» WHAT IS BEING ASKED
Rewrite all of the records with every "series-line" changed to "trend-line" and nothing else altered. Leave the pictures out.

-- Begin EXERCISE MATERIALS --

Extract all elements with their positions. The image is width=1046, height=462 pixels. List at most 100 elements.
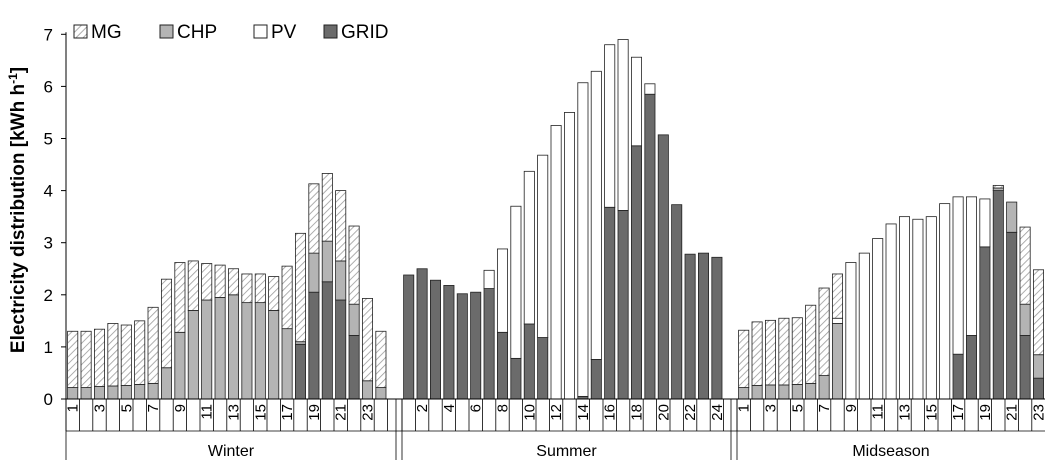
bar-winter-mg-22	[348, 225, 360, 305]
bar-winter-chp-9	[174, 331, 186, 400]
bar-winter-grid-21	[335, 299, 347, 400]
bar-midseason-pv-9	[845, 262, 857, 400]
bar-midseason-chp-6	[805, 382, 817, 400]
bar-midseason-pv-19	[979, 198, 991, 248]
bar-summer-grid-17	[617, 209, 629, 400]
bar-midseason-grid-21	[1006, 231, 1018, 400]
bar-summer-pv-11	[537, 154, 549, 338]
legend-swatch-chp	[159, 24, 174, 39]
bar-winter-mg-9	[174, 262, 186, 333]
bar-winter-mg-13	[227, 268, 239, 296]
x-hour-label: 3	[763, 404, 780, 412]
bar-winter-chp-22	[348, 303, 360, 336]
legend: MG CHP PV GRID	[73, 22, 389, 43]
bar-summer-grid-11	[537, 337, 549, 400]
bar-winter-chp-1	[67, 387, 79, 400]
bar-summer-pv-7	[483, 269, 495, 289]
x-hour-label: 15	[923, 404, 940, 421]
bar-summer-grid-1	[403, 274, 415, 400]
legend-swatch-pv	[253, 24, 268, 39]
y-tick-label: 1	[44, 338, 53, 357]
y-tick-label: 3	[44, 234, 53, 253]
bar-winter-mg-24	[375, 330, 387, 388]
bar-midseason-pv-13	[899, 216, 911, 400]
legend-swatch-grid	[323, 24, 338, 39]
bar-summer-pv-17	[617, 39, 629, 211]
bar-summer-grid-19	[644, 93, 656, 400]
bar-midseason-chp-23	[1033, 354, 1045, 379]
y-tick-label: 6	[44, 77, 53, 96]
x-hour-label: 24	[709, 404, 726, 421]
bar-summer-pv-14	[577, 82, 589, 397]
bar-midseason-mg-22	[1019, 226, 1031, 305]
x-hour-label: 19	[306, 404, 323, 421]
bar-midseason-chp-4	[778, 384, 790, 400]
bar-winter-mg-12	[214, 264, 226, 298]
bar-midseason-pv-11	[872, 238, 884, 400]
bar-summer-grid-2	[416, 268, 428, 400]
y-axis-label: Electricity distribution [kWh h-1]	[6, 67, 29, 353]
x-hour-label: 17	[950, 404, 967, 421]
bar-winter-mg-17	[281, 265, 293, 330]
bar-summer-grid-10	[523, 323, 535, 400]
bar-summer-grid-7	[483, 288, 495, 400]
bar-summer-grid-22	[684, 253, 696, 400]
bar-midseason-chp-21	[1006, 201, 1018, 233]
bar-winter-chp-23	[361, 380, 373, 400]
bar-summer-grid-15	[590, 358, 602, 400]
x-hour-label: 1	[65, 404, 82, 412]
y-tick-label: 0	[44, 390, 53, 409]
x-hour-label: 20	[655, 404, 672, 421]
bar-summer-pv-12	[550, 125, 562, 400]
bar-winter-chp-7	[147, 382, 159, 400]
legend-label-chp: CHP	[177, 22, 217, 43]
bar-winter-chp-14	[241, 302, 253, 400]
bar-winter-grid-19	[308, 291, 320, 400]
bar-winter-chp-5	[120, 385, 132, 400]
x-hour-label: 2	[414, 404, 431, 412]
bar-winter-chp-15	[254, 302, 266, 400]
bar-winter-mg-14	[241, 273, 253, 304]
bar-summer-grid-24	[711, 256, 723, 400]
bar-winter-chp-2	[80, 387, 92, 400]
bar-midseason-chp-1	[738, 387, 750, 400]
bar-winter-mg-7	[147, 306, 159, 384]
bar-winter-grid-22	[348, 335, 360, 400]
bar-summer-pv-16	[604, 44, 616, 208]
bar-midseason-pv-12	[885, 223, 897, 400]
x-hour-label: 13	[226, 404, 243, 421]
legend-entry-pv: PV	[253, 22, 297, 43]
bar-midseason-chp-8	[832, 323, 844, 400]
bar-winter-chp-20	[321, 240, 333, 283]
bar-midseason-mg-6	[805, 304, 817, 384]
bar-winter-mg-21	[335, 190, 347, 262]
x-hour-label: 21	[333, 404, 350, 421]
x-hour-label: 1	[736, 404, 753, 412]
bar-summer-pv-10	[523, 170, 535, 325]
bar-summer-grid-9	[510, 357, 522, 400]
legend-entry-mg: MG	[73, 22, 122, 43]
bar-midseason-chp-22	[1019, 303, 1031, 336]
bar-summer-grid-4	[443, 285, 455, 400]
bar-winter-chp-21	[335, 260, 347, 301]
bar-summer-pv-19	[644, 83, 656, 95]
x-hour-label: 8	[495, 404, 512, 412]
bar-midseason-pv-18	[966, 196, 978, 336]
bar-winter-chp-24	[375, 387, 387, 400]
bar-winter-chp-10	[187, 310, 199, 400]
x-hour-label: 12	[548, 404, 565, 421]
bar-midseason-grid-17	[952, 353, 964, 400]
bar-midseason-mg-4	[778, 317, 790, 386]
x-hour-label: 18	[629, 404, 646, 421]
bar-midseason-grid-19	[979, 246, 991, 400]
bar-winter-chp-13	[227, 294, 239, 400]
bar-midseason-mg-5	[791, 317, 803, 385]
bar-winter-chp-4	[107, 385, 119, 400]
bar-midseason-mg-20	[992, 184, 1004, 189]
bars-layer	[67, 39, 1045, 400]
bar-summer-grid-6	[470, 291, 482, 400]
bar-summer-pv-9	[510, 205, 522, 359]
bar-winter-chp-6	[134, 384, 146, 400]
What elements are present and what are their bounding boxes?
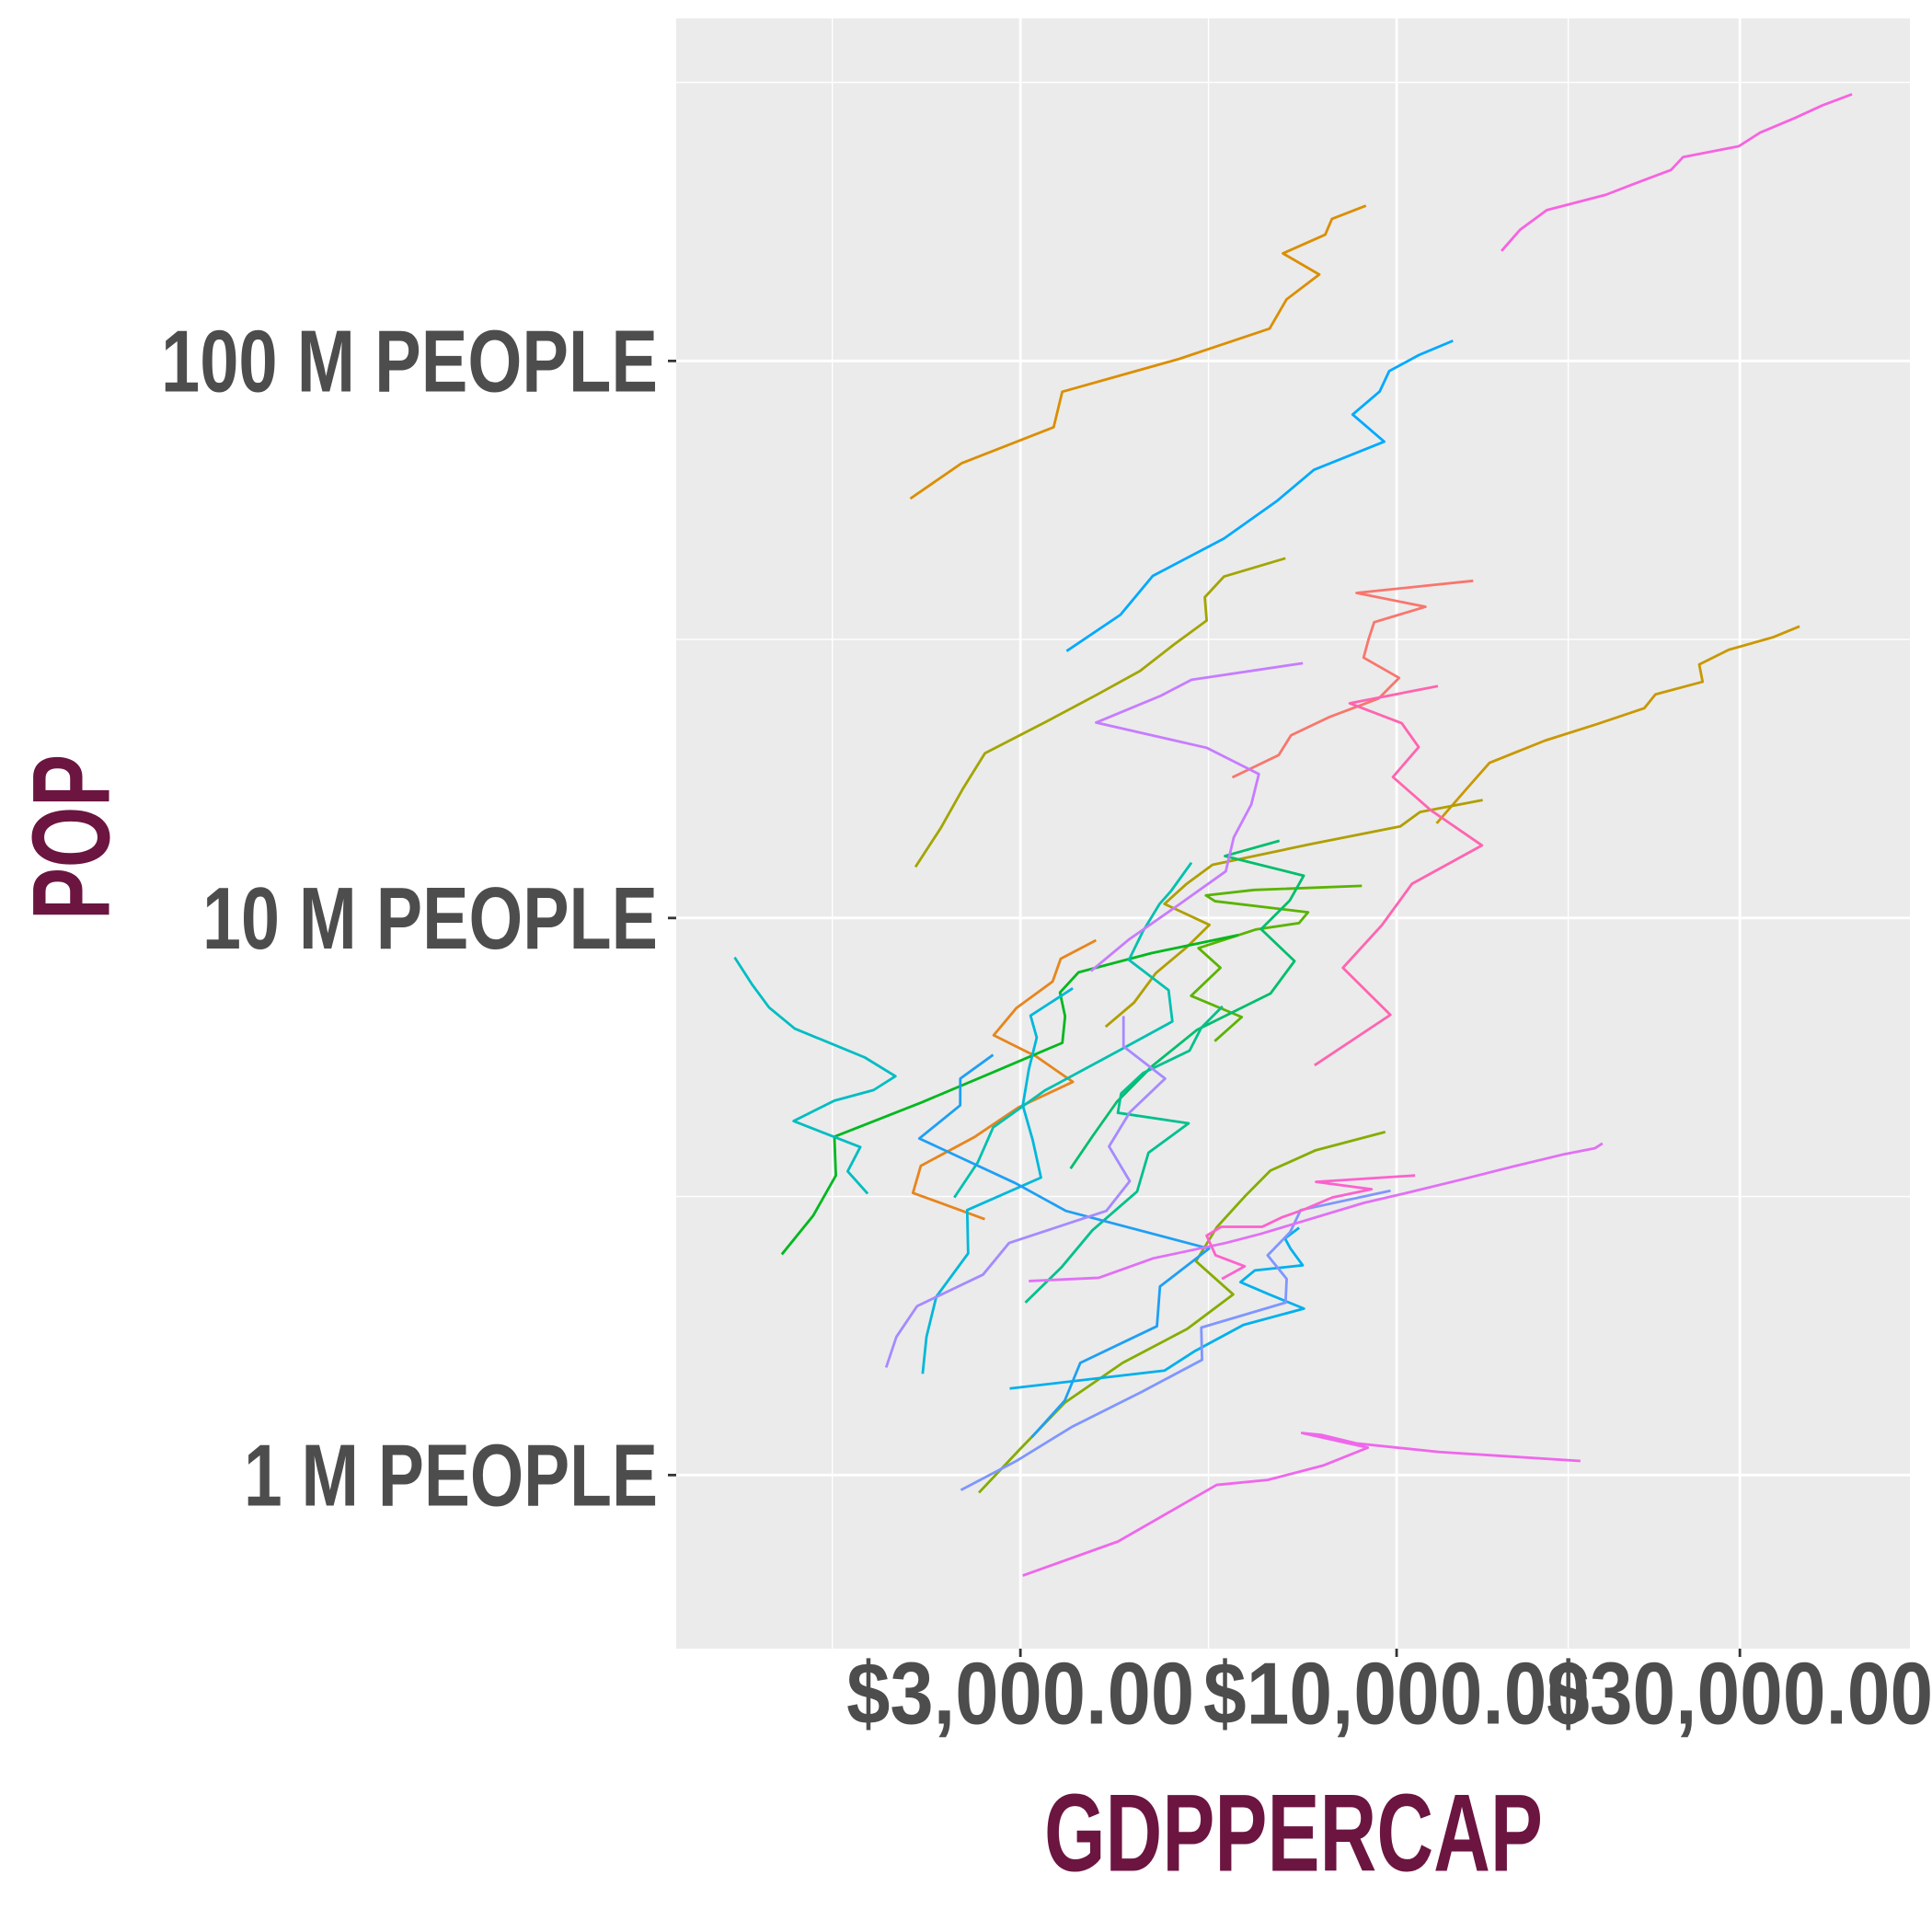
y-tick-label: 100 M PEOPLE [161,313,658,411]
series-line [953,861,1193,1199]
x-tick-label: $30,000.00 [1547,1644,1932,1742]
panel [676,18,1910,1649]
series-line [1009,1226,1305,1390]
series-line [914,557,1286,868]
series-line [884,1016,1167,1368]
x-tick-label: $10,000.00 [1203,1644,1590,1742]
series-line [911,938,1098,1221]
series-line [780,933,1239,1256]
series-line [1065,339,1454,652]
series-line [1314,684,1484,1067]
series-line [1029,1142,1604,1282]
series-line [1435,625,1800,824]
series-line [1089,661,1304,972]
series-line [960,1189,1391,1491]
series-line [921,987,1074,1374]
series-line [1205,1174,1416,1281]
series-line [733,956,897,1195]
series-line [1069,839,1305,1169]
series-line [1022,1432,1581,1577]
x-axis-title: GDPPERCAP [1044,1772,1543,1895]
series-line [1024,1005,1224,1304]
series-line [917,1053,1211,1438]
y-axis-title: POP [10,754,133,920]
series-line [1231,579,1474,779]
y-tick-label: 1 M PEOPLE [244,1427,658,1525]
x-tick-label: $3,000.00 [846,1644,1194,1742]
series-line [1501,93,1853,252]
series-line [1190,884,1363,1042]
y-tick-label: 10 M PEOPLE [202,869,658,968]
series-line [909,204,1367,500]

-- End EXERCISE MATERIALS --

» RESULT
Extract all elements with their positions. The image is width=1046, height=462 pixels. List at most 100 elements.
bar-winter-mg-22	[348, 225, 360, 305]
bar-winter-chp-9	[174, 331, 186, 400]
bar-winter-grid-21	[335, 299, 347, 400]
bar-midseason-pv-9	[845, 262, 857, 400]
bar-midseason-chp-6	[805, 382, 817, 400]
bar-midseason-pv-19	[979, 198, 991, 248]
bar-summer-grid-17	[617, 209, 629, 400]
bar-midseason-grid-21	[1006, 231, 1018, 400]
bar-summer-pv-11	[537, 154, 549, 338]
legend-swatch-chp	[159, 24, 174, 39]
bar-winter-mg-9	[174, 262, 186, 333]
bar-winter-mg-13	[227, 268, 239, 296]
x-hour-label: 3	[763, 404, 780, 412]
bar-winter-chp-22	[348, 303, 360, 336]
legend: MG CHP PV GRID	[73, 22, 389, 43]
bar-summer-grid-11	[537, 337, 549, 400]
bar-winter-chp-1	[67, 387, 79, 400]
bar-summer-pv-7	[483, 269, 495, 289]
x-hour-label: 15	[923, 404, 940, 421]
bar-summer-grid-1	[403, 274, 415, 400]
legend-swatch-pv	[253, 24, 268, 39]
y-tick-label: 1	[44, 338, 53, 357]
y-tick-label: 3	[44, 234, 53, 253]
bar-winter-mg-24	[375, 330, 387, 388]
bar-midseason-pv-13	[899, 216, 911, 400]
legend-swatch-grid	[323, 24, 338, 39]
bar-summer-pv-17	[617, 39, 629, 211]
bar-summer-grid-19	[644, 93, 656, 400]
bar-midseason-chp-23	[1033, 354, 1045, 379]
y-tick-label: 6	[44, 77, 53, 96]
x-hour-label: 24	[709, 404, 726, 421]
bar-summer-pv-14	[577, 82, 589, 397]
bar-midseason-mg-22	[1019, 226, 1031, 305]
x-hour-label: 19	[306, 404, 323, 421]
bar-midseason-chp-4	[778, 384, 790, 400]
bar-winter-mg-12	[214, 264, 226, 298]
bar-midseason-pv-11	[872, 238, 884, 400]
bar-summer-grid-2	[416, 268, 428, 400]
y-axis-label: Electricity distribution [kWh h-1]	[6, 67, 29, 353]
x-hour-label: 17	[950, 404, 967, 421]
bar-winter-mg-17	[281, 265, 293, 330]
bar-summer-grid-10	[523, 323, 535, 400]
bar-summer-grid-7	[483, 288, 495, 400]
bar-summer-grid-22	[684, 253, 696, 400]
bar-midseason-chp-21	[1006, 201, 1018, 233]
bar-winter-chp-23	[361, 380, 373, 400]
bar-summer-grid-15	[590, 358, 602, 400]
x-hour-label: 1	[65, 404, 82, 412]
y-tick-label: 0	[44, 390, 53, 409]
x-hour-label: 20	[655, 404, 672, 421]
bar-summer-pv-12	[550, 125, 562, 400]
bar-winter-chp-7	[147, 382, 159, 400]
legend-label-chp: CHP	[177, 22, 217, 43]
bar-winter-chp-14	[241, 302, 253, 400]
bar-winter-grid-19	[308, 291, 320, 400]
bar-winter-chp-5	[120, 385, 132, 400]
x-hour-label: 2	[414, 404, 431, 412]
bar-winter-chp-15	[254, 302, 266, 400]
bar-winter-mg-14	[241, 273, 253, 304]
bar-summer-grid-24	[711, 256, 723, 400]
bar-winter-chp-2	[80, 387, 92, 400]
bar-midseason-chp-1	[738, 387, 750, 400]
bar-winter-mg-7	[147, 306, 159, 384]
bar-winter-grid-22	[348, 335, 360, 400]
bar-summer-pv-16	[604, 44, 616, 208]
bar-midseason-pv-12	[885, 223, 897, 400]
x-hour-label: 13	[226, 404, 243, 421]
legend-entry-pv: PV	[253, 22, 297, 43]
bar-midseason-chp-8	[832, 323, 844, 400]
bar-winter-chp-20	[321, 240, 333, 283]
bar-midseason-mg-6	[805, 304, 817, 384]
bar-winter-mg-21	[335, 190, 347, 262]
x-hour-label: 21	[333, 404, 350, 421]
x-hour-label: 1	[736, 404, 753, 412]
bar-summer-pv-10	[523, 170, 535, 325]
bar-summer-grid-9	[510, 357, 522, 400]
legend-entry-mg: MG	[73, 22, 122, 43]
bar-midseason-chp-22	[1019, 303, 1031, 336]
bar-summer-grid-4	[443, 285, 455, 400]
bar-winter-chp-21	[335, 260, 347, 301]
bar-summer-pv-19	[644, 83, 656, 95]
x-hour-label: 8	[495, 404, 512, 412]
bar-midseason-pv-18	[966, 196, 978, 336]
bar-winter-chp-24	[375, 387, 387, 400]
bar-winter-chp-10	[187, 310, 199, 400]
x-hour-label: 12	[548, 404, 565, 421]
bar-midseason-grid-17	[952, 353, 964, 400]
bar-midseason-mg-4	[778, 317, 790, 386]
x-hour-label: 18	[629, 404, 646, 421]
bar-midseason-grid-19	[979, 246, 991, 400]
bar-winter-chp-13	[227, 294, 239, 400]
bar-midseason-mg-5	[791, 317, 803, 385]
bar-winter-chp-4	[107, 385, 119, 400]
bar-midseason-mg-20	[992, 184, 1004, 189]
bars-layer	[67, 39, 1045, 400]
bar-summer-grid-6	[470, 291, 482, 400]
bar-summer-pv-9	[510, 205, 522, 359]
bar-winter-chp-6	[134, 384, 146, 400]
What elements are present and what are their bounding boxes?
y-tick-label: 100 M PEOPLE [161,313,658,411]
trend-line [953,861,1193,1199]
x-tick-label: $30,000.00 [1547,1644,1932,1742]
panel [676,18,1910,1649]
trend-line [1009,1226,1305,1390]
trend-line [914,557,1286,868]
trend-line [884,1016,1167,1368]
x-tick-label: $10,000.00 [1203,1644,1590,1742]
trend-line [911,938,1098,1221]
trend-line [780,933,1239,1256]
trend-line [1065,339,1454,652]
trend-line [1314,684,1484,1067]
trend-line [1029,1142,1604,1282]
trend-line [1435,625,1800,824]
trend-line [1089,661,1304,972]
trend-line [960,1189,1391,1491]
trend-line [921,987,1074,1374]
trend-line [1205,1174,1416,1281]
trend-line [733,956,897,1195]
trend-line [1069,839,1305,1169]
trend-line [1022,1432,1581,1577]
x-axis-title: GDPPERCAP [1044,1772,1543,1895]
trend-line [1024,1005,1224,1304]
trend-line [917,1053,1211,1438]
y-axis-title: POP [10,754,133,920]
trend-line [1231,579,1474,779]
y-tick-label: 1 M PEOPLE [244,1427,658,1525]
x-tick-label: $3,000.00 [846,1644,1194,1742]
trend-line [1501,93,1853,252]
trend-line [1190,884,1363,1042]
y-tick-label: 10 M PEOPLE [202,869,658,968]
trend-line [909,204,1367,500]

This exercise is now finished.